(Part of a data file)
★ ★ ★ ★ ★ ★ ★

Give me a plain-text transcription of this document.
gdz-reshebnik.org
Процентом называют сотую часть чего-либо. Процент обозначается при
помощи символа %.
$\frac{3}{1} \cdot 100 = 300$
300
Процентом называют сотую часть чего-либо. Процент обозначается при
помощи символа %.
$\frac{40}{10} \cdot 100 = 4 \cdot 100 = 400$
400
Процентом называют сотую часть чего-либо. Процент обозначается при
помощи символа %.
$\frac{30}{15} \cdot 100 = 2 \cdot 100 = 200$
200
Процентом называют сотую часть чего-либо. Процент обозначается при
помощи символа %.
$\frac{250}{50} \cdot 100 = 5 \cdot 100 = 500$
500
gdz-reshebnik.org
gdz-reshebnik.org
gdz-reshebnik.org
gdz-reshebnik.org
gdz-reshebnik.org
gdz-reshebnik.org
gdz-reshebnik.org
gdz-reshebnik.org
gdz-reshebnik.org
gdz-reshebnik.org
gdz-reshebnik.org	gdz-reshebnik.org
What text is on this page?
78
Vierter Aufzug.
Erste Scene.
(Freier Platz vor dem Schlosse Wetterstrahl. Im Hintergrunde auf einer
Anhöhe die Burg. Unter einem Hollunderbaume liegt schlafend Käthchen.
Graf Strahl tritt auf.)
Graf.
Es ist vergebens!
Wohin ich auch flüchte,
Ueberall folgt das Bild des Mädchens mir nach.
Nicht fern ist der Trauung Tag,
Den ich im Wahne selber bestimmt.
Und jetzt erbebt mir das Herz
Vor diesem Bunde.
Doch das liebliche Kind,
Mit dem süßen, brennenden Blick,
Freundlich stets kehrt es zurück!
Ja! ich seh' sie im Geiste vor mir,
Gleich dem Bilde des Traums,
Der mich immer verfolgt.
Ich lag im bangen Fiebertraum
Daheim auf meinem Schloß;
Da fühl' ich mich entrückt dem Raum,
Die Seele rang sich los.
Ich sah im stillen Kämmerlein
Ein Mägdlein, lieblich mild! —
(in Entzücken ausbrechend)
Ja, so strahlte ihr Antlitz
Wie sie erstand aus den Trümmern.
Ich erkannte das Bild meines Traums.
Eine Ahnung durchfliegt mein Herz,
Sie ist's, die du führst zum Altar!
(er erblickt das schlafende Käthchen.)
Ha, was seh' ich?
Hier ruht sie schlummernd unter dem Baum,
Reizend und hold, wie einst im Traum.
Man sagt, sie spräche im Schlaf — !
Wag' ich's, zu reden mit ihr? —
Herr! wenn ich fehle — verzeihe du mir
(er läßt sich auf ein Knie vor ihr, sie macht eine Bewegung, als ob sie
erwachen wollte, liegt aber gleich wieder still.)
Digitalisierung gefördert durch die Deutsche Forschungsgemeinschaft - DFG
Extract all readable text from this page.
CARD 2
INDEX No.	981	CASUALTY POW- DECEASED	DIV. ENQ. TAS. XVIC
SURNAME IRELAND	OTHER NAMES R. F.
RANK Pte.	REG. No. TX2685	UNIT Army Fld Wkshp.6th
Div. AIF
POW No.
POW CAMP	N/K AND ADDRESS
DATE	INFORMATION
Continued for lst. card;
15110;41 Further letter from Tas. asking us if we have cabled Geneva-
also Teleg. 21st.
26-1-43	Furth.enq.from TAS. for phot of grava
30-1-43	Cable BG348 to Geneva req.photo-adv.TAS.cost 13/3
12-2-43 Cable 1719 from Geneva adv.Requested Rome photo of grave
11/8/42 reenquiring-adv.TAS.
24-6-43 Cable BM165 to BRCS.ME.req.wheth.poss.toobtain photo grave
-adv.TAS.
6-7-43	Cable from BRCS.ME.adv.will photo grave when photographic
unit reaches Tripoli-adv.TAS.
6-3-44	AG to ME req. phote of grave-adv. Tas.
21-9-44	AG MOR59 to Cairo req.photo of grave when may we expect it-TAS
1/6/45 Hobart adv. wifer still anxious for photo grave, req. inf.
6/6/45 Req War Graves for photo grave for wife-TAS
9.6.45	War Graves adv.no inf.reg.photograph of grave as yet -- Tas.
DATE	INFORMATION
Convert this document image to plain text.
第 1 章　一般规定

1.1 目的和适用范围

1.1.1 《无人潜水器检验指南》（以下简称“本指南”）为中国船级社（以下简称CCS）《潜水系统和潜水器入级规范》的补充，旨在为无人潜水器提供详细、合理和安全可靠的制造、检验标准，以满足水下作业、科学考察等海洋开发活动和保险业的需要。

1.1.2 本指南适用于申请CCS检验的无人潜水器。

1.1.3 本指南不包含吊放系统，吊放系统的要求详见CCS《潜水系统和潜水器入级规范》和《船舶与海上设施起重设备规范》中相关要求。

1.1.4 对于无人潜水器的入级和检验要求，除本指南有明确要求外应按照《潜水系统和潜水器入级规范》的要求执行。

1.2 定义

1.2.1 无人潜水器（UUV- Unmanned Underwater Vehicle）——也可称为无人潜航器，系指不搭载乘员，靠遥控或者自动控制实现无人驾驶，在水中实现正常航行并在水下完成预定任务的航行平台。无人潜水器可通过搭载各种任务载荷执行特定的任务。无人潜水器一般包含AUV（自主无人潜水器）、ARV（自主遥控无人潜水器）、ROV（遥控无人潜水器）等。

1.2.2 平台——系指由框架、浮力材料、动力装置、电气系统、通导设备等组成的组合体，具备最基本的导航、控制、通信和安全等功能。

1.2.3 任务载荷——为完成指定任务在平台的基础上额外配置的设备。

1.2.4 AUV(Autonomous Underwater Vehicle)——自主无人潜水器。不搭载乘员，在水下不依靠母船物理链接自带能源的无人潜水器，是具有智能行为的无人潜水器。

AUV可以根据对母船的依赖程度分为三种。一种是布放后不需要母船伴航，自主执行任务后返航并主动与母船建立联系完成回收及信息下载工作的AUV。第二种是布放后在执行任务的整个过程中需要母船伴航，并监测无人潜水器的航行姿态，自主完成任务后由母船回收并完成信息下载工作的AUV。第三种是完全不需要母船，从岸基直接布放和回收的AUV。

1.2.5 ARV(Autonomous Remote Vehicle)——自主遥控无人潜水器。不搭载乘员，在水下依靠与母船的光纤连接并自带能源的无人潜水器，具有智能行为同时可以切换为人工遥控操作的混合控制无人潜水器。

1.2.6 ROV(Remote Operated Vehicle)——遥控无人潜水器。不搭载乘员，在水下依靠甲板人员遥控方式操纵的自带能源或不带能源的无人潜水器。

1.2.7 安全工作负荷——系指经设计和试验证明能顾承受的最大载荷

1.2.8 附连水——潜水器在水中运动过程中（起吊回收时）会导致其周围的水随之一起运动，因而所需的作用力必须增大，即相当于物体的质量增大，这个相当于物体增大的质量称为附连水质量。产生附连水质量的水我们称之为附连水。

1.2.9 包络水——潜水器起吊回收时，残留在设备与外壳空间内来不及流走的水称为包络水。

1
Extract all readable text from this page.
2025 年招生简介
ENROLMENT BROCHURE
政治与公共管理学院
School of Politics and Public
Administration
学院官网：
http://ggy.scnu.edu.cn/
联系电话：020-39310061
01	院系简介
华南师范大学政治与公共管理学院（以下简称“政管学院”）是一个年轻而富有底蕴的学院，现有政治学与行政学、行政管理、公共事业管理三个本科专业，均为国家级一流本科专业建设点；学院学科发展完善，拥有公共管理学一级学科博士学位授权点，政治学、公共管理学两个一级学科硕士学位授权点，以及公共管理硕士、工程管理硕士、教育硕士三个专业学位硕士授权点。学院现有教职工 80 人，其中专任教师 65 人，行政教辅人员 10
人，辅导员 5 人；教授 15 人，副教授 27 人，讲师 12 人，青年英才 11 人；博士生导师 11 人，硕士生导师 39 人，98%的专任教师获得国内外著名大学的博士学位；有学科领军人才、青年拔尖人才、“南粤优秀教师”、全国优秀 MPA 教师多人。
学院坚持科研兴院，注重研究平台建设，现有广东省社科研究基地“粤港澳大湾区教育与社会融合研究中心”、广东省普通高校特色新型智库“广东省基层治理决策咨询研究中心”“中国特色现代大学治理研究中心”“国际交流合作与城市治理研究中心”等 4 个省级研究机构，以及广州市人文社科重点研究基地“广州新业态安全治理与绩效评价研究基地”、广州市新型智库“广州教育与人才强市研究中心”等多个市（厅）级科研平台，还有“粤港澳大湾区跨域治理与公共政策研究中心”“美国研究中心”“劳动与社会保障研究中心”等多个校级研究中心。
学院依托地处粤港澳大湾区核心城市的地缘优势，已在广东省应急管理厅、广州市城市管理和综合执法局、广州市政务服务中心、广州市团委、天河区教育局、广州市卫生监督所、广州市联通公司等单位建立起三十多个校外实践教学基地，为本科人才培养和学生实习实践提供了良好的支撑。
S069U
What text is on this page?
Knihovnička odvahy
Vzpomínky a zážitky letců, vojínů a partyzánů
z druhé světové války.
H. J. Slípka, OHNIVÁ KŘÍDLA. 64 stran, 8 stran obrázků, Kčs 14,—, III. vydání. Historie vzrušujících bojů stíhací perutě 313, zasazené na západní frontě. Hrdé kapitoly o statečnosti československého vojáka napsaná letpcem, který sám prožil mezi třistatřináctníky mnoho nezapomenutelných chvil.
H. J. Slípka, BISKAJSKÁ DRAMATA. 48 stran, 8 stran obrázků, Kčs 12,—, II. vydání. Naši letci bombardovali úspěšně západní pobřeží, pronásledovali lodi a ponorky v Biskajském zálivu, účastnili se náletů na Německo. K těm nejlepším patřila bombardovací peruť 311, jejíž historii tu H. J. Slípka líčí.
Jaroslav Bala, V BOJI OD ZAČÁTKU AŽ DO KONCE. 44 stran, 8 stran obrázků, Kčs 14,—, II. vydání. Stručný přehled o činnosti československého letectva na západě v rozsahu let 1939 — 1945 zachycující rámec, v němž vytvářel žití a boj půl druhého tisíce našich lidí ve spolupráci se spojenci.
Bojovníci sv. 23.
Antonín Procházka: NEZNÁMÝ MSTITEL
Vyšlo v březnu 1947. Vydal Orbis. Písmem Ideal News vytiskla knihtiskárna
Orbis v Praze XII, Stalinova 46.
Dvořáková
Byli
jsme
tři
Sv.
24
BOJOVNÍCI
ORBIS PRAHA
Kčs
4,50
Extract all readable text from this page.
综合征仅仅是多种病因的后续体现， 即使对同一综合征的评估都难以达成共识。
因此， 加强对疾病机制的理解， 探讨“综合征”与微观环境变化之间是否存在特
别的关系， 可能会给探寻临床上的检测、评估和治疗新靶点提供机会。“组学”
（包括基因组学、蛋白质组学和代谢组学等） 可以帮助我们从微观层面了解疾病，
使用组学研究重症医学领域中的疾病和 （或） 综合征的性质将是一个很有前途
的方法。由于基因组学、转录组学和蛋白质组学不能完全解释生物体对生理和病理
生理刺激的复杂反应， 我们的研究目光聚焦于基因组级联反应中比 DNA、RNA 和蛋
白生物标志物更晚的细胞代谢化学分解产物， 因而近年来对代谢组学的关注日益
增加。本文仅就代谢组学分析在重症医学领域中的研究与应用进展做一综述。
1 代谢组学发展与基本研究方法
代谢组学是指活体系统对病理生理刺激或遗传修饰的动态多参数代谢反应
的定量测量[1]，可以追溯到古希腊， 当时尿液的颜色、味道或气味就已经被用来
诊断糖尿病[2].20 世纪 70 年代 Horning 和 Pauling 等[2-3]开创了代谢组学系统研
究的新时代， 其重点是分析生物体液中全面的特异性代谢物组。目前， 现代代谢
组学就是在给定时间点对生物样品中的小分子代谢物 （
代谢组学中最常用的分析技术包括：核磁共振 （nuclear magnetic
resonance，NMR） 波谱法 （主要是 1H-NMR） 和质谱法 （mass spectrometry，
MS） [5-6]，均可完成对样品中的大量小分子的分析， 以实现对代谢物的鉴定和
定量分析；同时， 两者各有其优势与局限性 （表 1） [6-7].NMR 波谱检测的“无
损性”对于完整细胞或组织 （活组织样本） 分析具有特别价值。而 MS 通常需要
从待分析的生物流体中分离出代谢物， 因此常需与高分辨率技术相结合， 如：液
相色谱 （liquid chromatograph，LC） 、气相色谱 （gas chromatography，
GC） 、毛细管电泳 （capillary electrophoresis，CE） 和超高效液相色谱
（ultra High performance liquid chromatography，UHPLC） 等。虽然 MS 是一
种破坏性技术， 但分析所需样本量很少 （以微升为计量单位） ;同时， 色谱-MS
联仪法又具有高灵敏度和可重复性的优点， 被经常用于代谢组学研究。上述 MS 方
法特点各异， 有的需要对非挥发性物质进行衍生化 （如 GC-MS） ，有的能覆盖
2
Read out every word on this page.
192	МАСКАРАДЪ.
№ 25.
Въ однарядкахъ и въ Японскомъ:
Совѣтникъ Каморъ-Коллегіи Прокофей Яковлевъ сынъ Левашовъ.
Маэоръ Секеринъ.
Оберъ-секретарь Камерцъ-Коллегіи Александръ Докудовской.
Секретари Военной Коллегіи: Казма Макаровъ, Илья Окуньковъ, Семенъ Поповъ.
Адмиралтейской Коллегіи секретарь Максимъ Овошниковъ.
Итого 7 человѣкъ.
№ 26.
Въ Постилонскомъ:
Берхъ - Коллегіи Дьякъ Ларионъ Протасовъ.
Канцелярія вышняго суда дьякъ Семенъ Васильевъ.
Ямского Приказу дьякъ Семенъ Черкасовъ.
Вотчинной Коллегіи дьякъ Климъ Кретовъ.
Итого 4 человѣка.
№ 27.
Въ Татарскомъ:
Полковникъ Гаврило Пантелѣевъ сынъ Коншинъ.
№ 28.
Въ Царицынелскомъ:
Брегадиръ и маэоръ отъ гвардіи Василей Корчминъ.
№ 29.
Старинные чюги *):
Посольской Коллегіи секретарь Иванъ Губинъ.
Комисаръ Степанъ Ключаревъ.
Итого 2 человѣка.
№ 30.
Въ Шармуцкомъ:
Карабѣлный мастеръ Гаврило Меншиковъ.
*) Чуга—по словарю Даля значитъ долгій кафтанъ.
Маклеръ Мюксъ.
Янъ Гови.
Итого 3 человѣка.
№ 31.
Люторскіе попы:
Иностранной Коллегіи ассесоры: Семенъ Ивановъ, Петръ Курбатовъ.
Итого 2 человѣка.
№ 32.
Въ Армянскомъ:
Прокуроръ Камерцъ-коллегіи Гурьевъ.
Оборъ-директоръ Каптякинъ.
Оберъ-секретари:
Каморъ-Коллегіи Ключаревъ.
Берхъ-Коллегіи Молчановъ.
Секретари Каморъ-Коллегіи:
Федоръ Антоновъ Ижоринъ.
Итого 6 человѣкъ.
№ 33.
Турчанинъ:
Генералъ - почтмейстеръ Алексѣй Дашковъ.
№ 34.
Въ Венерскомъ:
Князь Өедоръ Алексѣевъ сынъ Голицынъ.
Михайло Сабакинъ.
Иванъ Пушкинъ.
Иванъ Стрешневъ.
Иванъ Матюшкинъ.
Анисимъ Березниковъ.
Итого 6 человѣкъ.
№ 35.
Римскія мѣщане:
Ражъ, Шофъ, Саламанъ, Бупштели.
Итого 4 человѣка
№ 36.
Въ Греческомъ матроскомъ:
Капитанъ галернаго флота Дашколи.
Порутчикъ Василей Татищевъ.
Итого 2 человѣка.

★ ★ ★ ★ ★ ★ ★

#### [Task requirements]
Check the data for the word "Autonomous" and pull out the lines that have it.

#### [In response]
1.2.4 AUV(Autonomous Underwater Vehicle)——自主无人潜水器。不搭载乘员，在水下不依靠母船物理链接自带能源的无人潜水器，是具有智能行为的无人潜水器。
1.2.5 ARV(Autonomous Remote Vehicle)——自主遥控无人潜水器。不搭载乘员，在水下依靠与母船的光纤连接并自带能源的无人潜水器，具有智能行为同时可以切换为人工遥控操作的混合控制无人潜水器。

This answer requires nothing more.